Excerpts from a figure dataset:
*****

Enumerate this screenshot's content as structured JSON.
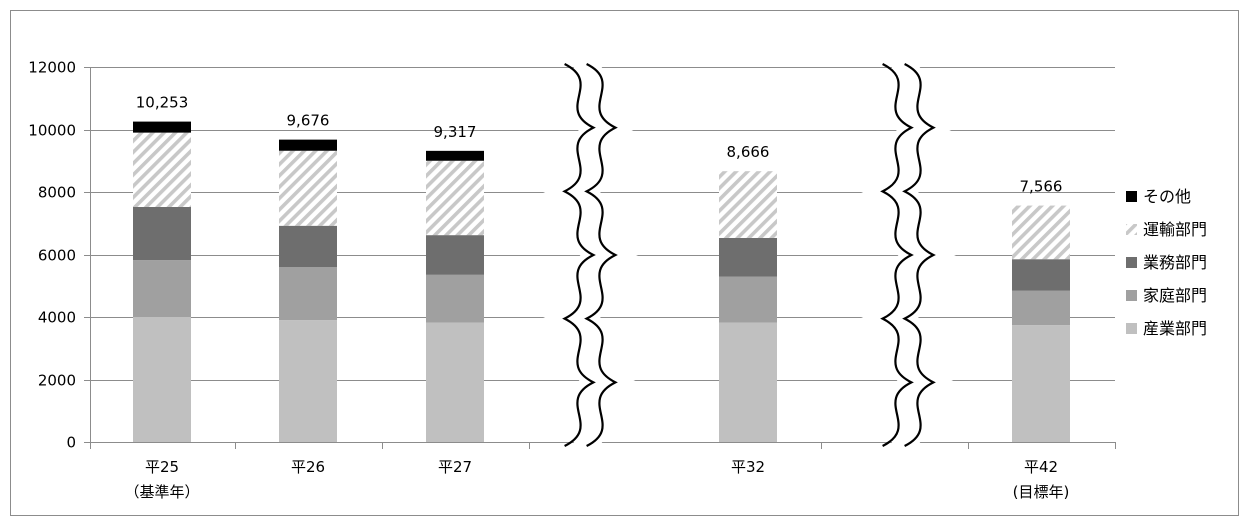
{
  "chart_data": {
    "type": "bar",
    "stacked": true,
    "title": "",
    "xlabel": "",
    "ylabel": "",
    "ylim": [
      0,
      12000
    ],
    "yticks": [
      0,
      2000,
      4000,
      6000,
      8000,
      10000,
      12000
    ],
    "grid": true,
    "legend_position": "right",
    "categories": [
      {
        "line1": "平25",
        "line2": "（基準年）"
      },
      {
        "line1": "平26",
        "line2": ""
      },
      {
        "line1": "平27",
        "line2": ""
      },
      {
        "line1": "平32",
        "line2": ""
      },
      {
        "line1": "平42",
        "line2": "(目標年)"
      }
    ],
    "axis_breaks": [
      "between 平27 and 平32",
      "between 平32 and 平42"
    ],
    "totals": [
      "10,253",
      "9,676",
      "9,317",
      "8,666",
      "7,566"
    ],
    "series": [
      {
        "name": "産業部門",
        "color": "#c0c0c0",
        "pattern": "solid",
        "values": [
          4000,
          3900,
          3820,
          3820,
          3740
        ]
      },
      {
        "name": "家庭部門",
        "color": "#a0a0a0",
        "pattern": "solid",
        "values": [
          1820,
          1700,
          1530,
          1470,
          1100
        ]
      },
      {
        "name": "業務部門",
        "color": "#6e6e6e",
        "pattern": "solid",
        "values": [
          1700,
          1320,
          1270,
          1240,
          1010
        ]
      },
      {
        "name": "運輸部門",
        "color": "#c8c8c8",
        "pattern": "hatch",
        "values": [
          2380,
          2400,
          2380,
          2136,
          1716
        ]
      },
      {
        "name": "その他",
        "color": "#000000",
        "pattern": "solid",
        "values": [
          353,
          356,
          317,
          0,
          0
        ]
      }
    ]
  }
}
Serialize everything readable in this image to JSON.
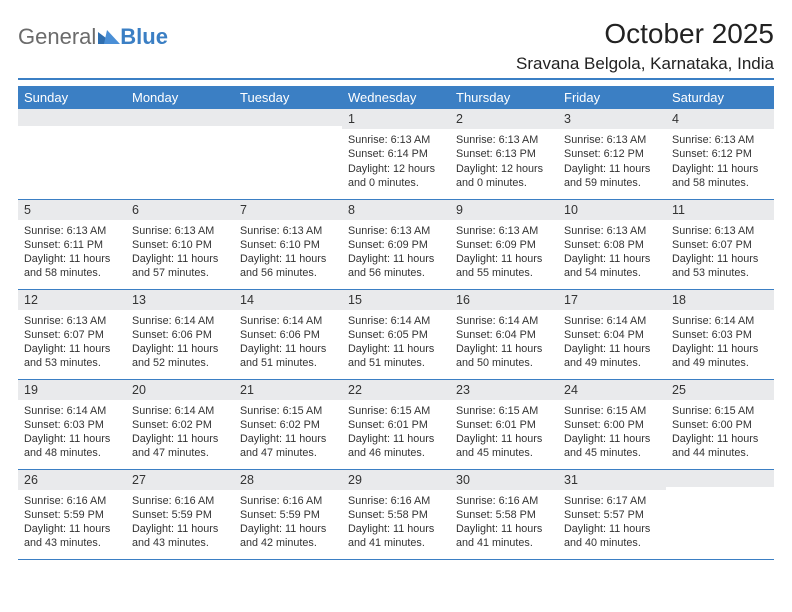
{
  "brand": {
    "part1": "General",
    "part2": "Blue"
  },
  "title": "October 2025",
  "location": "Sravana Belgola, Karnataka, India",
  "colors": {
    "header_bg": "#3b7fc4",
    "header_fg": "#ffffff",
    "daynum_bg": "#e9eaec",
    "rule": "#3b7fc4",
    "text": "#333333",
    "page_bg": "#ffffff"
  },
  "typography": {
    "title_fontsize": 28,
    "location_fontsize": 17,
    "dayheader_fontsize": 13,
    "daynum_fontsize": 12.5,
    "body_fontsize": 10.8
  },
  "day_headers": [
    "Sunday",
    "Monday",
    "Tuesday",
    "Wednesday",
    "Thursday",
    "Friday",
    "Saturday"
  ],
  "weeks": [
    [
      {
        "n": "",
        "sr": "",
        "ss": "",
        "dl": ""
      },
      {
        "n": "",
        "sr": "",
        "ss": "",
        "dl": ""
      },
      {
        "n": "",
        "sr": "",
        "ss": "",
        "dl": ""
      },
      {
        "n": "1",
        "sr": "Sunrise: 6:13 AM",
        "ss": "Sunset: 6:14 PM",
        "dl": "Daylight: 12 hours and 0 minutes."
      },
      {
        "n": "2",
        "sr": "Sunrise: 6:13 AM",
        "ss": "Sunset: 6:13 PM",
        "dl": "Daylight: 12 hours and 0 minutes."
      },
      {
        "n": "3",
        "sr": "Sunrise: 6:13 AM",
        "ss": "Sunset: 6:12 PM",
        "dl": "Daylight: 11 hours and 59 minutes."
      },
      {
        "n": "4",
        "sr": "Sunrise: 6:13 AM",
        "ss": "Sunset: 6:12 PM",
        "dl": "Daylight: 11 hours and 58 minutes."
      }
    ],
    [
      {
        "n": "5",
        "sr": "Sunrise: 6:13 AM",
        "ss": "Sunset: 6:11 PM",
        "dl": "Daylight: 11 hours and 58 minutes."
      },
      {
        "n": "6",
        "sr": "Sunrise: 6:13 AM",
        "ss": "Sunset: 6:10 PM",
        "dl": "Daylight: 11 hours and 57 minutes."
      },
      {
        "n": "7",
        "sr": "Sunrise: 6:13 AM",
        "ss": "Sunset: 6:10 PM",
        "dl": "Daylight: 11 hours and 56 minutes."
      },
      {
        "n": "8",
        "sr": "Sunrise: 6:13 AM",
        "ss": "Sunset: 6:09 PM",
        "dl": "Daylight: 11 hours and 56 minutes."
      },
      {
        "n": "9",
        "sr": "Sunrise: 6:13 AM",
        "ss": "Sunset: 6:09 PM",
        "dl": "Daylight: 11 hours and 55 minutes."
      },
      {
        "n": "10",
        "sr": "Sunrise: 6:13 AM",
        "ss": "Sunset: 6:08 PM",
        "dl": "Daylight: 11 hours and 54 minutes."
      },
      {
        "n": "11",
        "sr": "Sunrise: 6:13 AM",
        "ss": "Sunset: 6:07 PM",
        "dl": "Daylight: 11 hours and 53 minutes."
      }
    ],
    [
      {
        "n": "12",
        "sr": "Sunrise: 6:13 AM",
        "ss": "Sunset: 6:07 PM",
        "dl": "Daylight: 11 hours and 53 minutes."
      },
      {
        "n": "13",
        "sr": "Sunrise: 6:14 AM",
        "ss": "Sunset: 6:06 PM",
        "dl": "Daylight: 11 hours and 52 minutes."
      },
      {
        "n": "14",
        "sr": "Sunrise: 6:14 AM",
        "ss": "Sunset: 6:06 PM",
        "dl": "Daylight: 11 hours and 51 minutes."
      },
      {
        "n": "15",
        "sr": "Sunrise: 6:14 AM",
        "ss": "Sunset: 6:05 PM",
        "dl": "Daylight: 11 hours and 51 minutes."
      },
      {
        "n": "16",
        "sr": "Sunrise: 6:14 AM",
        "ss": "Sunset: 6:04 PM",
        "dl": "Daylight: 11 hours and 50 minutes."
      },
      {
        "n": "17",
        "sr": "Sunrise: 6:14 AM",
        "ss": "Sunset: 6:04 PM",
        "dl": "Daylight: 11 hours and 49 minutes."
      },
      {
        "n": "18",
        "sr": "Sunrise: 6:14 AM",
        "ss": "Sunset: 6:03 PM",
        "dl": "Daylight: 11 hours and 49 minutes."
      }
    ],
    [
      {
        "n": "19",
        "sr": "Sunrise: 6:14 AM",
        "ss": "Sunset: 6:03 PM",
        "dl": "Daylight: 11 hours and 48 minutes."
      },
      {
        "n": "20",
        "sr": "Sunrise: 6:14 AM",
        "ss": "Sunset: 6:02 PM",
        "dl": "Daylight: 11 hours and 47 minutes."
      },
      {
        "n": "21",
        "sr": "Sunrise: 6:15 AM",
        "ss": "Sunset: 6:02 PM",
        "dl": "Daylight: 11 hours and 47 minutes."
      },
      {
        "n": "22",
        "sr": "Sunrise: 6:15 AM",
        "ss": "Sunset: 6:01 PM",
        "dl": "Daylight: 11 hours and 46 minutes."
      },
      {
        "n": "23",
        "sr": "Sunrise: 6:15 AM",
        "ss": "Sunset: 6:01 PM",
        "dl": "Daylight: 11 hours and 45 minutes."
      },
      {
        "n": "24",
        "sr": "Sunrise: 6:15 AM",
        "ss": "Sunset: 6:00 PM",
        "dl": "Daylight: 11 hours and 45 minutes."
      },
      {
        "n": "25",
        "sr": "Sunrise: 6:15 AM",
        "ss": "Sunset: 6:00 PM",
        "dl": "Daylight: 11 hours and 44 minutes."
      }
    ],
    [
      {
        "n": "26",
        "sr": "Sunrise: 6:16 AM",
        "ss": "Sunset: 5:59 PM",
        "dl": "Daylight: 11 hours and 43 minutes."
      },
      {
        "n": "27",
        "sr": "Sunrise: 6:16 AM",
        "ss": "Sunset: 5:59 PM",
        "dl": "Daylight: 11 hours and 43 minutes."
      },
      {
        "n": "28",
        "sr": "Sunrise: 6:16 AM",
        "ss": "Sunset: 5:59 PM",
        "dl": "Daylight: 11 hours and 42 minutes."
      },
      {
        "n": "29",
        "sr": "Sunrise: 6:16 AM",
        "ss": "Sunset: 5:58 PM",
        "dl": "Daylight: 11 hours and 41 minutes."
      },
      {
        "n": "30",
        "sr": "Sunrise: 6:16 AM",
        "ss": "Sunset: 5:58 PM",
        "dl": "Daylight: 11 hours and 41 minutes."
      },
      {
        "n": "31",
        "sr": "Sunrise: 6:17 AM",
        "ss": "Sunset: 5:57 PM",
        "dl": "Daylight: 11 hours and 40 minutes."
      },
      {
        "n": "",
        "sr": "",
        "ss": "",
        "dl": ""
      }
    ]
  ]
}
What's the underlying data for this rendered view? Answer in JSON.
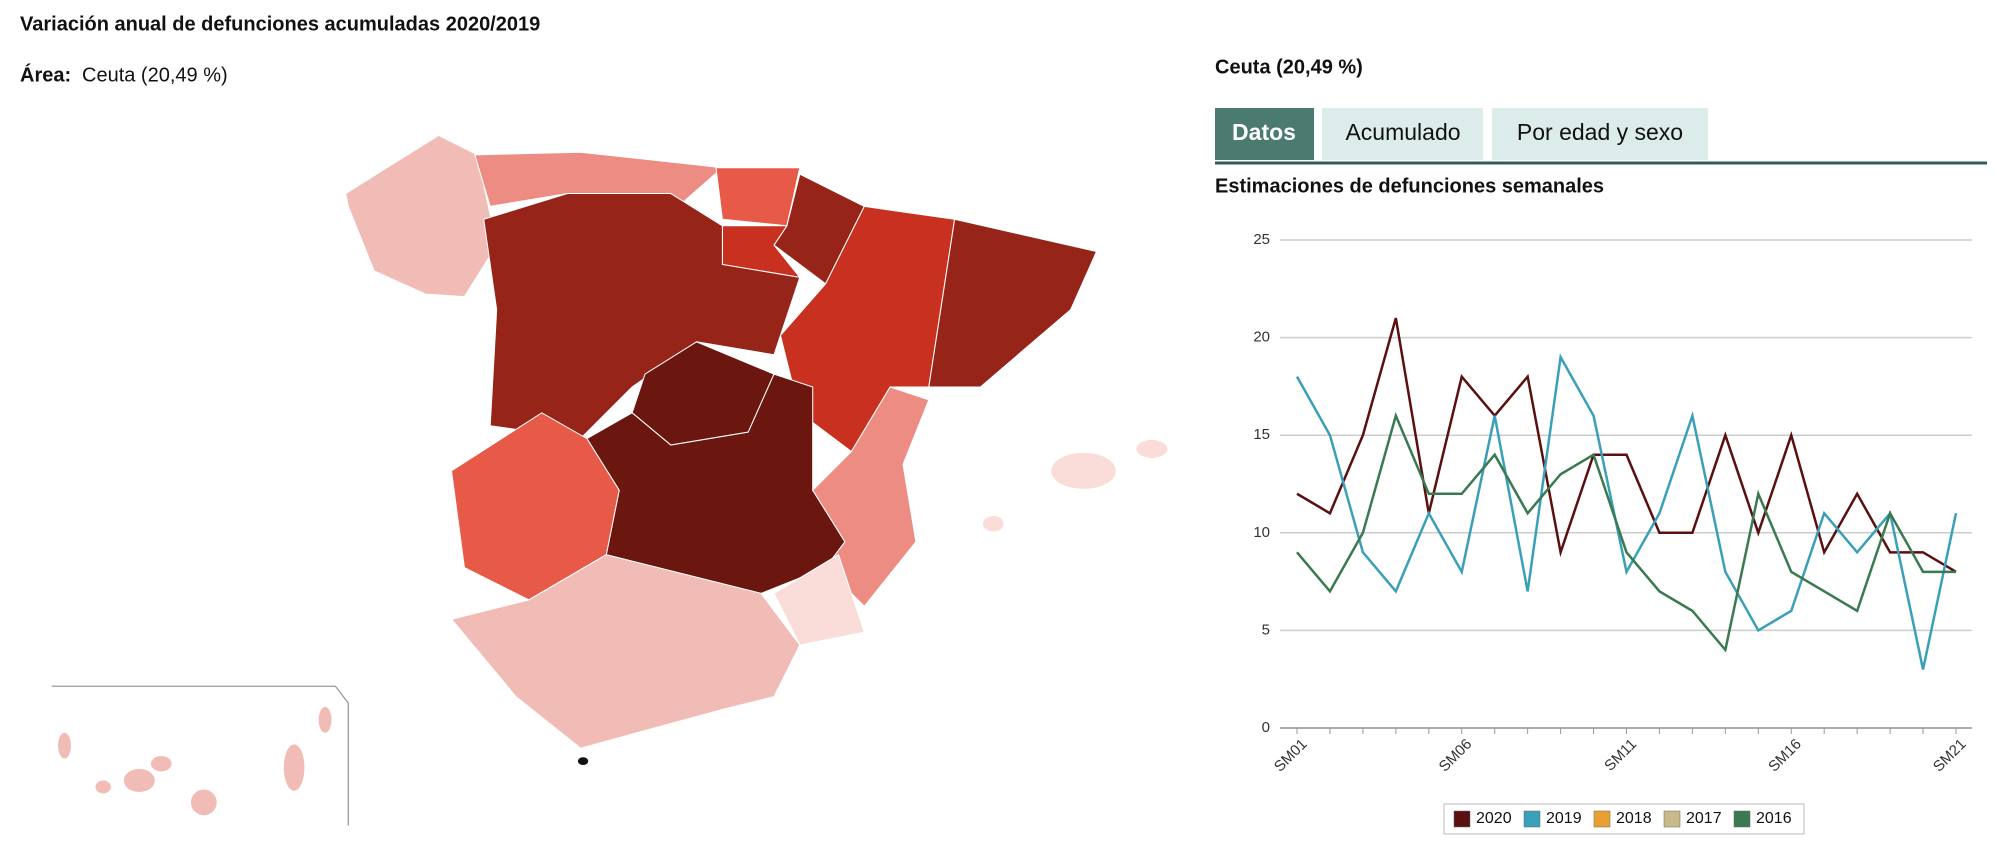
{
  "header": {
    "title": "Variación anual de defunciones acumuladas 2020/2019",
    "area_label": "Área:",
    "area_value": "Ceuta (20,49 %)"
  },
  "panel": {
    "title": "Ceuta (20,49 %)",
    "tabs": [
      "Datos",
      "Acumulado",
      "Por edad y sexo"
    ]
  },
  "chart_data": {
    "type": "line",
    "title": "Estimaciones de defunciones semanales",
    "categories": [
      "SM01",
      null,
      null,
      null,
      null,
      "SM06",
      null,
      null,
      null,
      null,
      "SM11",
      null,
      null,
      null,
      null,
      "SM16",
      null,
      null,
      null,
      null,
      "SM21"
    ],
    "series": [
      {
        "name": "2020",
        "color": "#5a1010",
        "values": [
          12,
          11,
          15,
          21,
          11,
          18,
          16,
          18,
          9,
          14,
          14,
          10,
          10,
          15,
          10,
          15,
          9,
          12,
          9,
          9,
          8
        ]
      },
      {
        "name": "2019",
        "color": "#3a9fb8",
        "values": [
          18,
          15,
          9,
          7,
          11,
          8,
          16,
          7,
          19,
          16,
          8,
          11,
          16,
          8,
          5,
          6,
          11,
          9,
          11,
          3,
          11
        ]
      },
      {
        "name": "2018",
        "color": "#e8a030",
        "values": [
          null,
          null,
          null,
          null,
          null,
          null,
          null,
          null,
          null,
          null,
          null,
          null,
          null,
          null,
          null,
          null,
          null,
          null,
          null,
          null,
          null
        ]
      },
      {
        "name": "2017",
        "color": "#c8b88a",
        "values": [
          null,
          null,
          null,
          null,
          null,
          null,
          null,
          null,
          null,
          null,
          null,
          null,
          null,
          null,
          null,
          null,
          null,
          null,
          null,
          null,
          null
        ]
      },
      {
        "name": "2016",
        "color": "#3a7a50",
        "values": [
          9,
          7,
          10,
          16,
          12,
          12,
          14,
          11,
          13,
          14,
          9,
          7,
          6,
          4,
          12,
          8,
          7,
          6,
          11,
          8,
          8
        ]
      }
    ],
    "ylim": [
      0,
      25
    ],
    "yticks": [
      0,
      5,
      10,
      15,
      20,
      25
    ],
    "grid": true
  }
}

*****

* _Instructions to follow_
Report how many lines of the listing hold the word "Ceuta", with nothing but the number.

* _Written answer_
2